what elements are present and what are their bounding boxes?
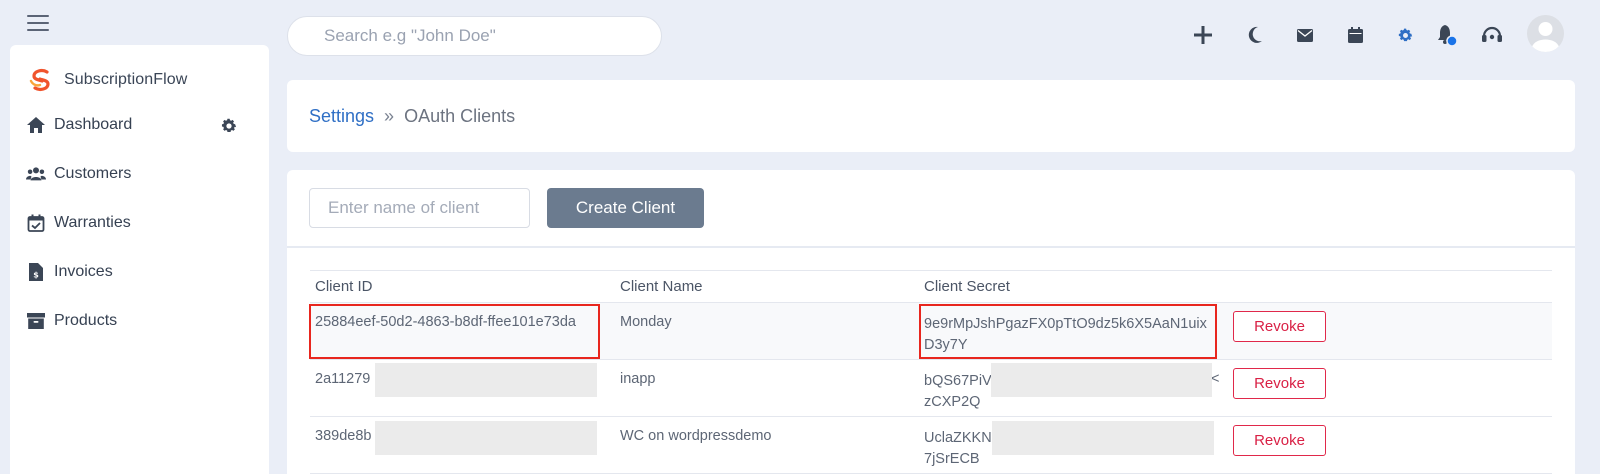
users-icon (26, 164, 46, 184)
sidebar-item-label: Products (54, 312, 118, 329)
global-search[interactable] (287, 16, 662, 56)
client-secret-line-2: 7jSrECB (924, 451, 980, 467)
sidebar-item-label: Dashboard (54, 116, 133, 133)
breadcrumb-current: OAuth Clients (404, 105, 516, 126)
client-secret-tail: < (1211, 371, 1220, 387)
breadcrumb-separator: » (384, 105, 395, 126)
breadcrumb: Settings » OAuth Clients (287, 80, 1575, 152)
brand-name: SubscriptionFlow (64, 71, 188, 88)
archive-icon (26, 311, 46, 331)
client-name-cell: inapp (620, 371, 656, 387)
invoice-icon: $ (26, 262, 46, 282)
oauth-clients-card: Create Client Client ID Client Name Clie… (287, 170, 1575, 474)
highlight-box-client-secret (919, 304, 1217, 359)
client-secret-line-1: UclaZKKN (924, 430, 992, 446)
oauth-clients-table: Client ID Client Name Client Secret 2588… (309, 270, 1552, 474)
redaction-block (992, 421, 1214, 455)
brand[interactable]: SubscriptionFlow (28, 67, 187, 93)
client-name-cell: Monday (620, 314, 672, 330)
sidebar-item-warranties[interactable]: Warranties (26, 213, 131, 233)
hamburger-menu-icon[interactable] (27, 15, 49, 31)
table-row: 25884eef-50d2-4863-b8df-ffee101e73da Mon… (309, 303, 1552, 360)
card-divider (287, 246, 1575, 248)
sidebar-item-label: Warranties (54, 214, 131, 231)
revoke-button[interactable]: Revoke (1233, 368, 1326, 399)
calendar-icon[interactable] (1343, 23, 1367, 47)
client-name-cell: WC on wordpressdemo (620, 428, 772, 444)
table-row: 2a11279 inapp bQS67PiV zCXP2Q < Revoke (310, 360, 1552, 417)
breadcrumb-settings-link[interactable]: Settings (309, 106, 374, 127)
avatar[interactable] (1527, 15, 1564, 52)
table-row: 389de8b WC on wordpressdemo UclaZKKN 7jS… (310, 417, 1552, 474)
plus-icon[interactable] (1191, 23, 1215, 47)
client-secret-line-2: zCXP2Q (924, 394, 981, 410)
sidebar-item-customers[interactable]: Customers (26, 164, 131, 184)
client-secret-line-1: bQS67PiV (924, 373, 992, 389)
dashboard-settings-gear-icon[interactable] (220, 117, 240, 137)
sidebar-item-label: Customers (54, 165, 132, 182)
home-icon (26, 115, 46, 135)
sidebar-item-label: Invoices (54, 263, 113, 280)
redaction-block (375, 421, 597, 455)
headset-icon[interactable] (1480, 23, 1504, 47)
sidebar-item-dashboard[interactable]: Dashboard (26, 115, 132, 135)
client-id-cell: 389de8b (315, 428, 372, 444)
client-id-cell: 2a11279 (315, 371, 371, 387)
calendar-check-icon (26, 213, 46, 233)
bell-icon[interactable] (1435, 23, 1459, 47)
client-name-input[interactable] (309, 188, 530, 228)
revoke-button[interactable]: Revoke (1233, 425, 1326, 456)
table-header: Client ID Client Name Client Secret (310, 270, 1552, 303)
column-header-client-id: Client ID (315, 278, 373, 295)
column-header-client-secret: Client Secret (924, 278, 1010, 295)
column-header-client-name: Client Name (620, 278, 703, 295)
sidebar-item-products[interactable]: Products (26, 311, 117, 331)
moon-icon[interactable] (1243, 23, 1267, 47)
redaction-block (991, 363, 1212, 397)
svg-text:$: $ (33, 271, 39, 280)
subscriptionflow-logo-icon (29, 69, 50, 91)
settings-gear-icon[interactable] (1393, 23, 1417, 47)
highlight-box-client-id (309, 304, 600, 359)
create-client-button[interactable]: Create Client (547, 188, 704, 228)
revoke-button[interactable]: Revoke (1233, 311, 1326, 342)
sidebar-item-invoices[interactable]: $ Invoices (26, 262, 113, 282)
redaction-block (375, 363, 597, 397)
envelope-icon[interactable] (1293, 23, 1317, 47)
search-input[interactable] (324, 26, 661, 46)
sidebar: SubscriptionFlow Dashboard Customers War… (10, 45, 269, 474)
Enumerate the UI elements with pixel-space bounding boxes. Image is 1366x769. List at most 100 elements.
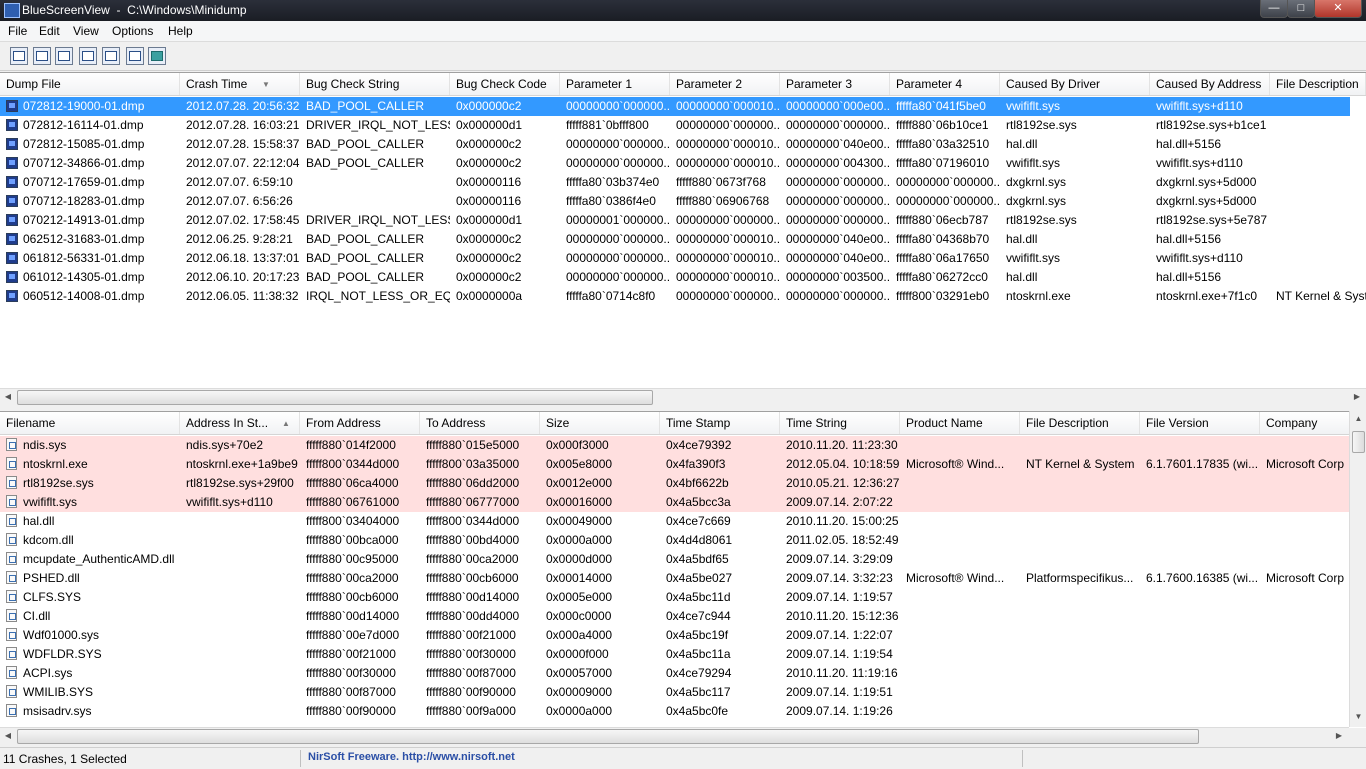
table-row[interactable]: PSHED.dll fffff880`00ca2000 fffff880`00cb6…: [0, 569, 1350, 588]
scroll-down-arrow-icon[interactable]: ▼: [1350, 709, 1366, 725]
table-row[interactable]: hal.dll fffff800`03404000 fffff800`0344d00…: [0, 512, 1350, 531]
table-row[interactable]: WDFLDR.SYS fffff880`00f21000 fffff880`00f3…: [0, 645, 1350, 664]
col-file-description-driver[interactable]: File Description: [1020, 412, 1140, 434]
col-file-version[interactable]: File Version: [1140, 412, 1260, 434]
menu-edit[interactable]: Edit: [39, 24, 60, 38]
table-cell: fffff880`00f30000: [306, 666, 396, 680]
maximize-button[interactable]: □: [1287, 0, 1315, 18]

◆ Set task ◆
Copy all of the items above line for line, leaving out the pictures.

◆ Solution for this problem ◆
what elements are present and what are their bounding boxes?
users-icon (26, 164, 46, 184)
sidebar-item-label: Products (54, 312, 118, 329)
global-search[interactable] (287, 16, 662, 56)
client-secret-line-2: 7jSrECB (924, 451, 980, 467)
sidebar-item-label: Dashboard (54, 116, 133, 133)
breadcrumb-current: OAuth Clients (404, 105, 516, 126)
client-secret-tail: < (1211, 371, 1220, 387)
breadcrumb-separator: » (384, 105, 395, 126)
breadcrumb: Settings » OAuth Clients (287, 80, 1575, 152)
brand-name: SubscriptionFlow (64, 71, 188, 88)
archive-icon (26, 311, 46, 331)
client-name-cell: inapp (620, 371, 656, 387)
invoice-icon: $ (26, 262, 46, 282)
oauth-clients-card: Create Client Client ID Client Name Clie… (287, 170, 1575, 474)
highlight-box-client-secret (919, 304, 1217, 359)
client-secret-line-1: UclaZKKN (924, 430, 992, 446)
oauth-clients-table: Client ID Client Name Client Secret 2588… (309, 270, 1552, 474)
redaction-block (992, 421, 1214, 455)
brand[interactable]: SubscriptionFlow (28, 67, 187, 93)
client-name-cell: Monday (620, 314, 672, 330)
sidebar-item-warranties[interactable]: Warranties (26, 213, 131, 233)
hamburger-menu-icon[interactable] (27, 15, 49, 31)
table-row: 25884eef-50d2-4863-b8df-ffee101e73da Mon… (309, 303, 1552, 360)
card-divider (287, 246, 1575, 248)
sidebar-item-label: Warranties (54, 214, 131, 231)
revoke-button[interactable]: Revoke (1233, 368, 1326, 399)
calendar-icon[interactable] (1343, 23, 1367, 47)
client-name-cell: WC on wordpressdemo (620, 428, 772, 444)
table-row: 2a11279 inapp bQS67PiV zCXP2Q < Revoke (310, 360, 1552, 417)
breadcrumb-settings-link[interactable]: Settings (309, 106, 374, 127)
avatar[interactable] (1527, 15, 1564, 52)
table-row: 389de8b WC on wordpressdemo UclaZKKN 7jS… (310, 417, 1552, 474)
plus-icon[interactable] (1191, 23, 1215, 47)
client-secret-line-2: zCXP2Q (924, 394, 981, 410)
sidebar-item-customers[interactable]: Customers (26, 164, 131, 184)
client-secret-line-1: bQS67PiV (924, 373, 992, 389)
dashboard-settings-gear-icon[interactable] (220, 117, 240, 137)
sidebar-item-label: Customers (54, 165, 132, 182)
home-icon (26, 115, 46, 135)
sidebar-item-label: Invoices (54, 263, 113, 280)
redaction-block (375, 421, 597, 455)
headset-icon[interactable] (1480, 23, 1504, 47)
sidebar-item-dashboard[interactable]: Dashboard (26, 115, 132, 135)
client-id-cell: 389de8b (315, 428, 372, 444)
client-id-cell: 2a11279 (315, 371, 371, 387)
calendar-check-icon (26, 213, 46, 233)
bell-icon[interactable] (1435, 23, 1459, 47)
client-name-input[interactable] (309, 188, 530, 228)
revoke-button[interactable]: Revoke (1233, 425, 1326, 456)
table-header: Client ID Client Name Client Secret (310, 270, 1552, 303)
column-header-client-id: Client ID (315, 278, 373, 295)
column-header-client-secret: Client Secret (924, 278, 1010, 295)
column-header-client-name: Client Name (620, 278, 703, 295)
sidebar-item-products[interactable]: Products (26, 311, 117, 331)
moon-icon[interactable] (1243, 23, 1267, 47)
redaction-block (991, 363, 1212, 397)
svg-text:$: $ (33, 271, 39, 280)
subscriptionflow-logo-icon (29, 69, 50, 91)
settings-gear-icon[interactable] (1393, 23, 1417, 47)
highlight-box-client-id (309, 304, 600, 359)
create-client-button[interactable]: Create Client (547, 188, 704, 228)
revoke-button[interactable]: Revoke (1233, 311, 1326, 342)
sidebar-item-invoices[interactable]: $ Invoices (26, 262, 113, 282)
redaction-block (375, 363, 597, 397)
envelope-icon[interactable] (1293, 23, 1317, 47)
search-input[interactable] (324, 26, 661, 46)
sidebar: SubscriptionFlow Dashboard Customers War… (10, 45, 269, 474)
Enumerate the UI elements with pixel-space bounding boxes. Image is 1366x769. List at most 100 elements.
table-row[interactable]: PSHED.dll fffff880`00ca2000 fffff880`00cb6…: [0, 569, 1350, 588]
scroll-down-arrow-icon[interactable]: ▼: [1350, 709, 1366, 725]
table-row[interactable]: hal.dll fffff800`03404000 fffff800`0344d00…: [0, 512, 1350, 531]
table-row[interactable]: WDFLDR.SYS fffff880`00f21000 fffff880`00f3…: [0, 645, 1350, 664]
col-file-description-driver[interactable]: File Description: [1020, 412, 1140, 434]
col-file-version[interactable]: File Version: [1140, 412, 1260, 434]
menu-edit[interactable]: Edit: [39, 24, 60, 38]
table-cell: fffff880`00f30000: [306, 666, 396, 680]
maximize-button[interactable]: □: [1287, 0, 1315, 18]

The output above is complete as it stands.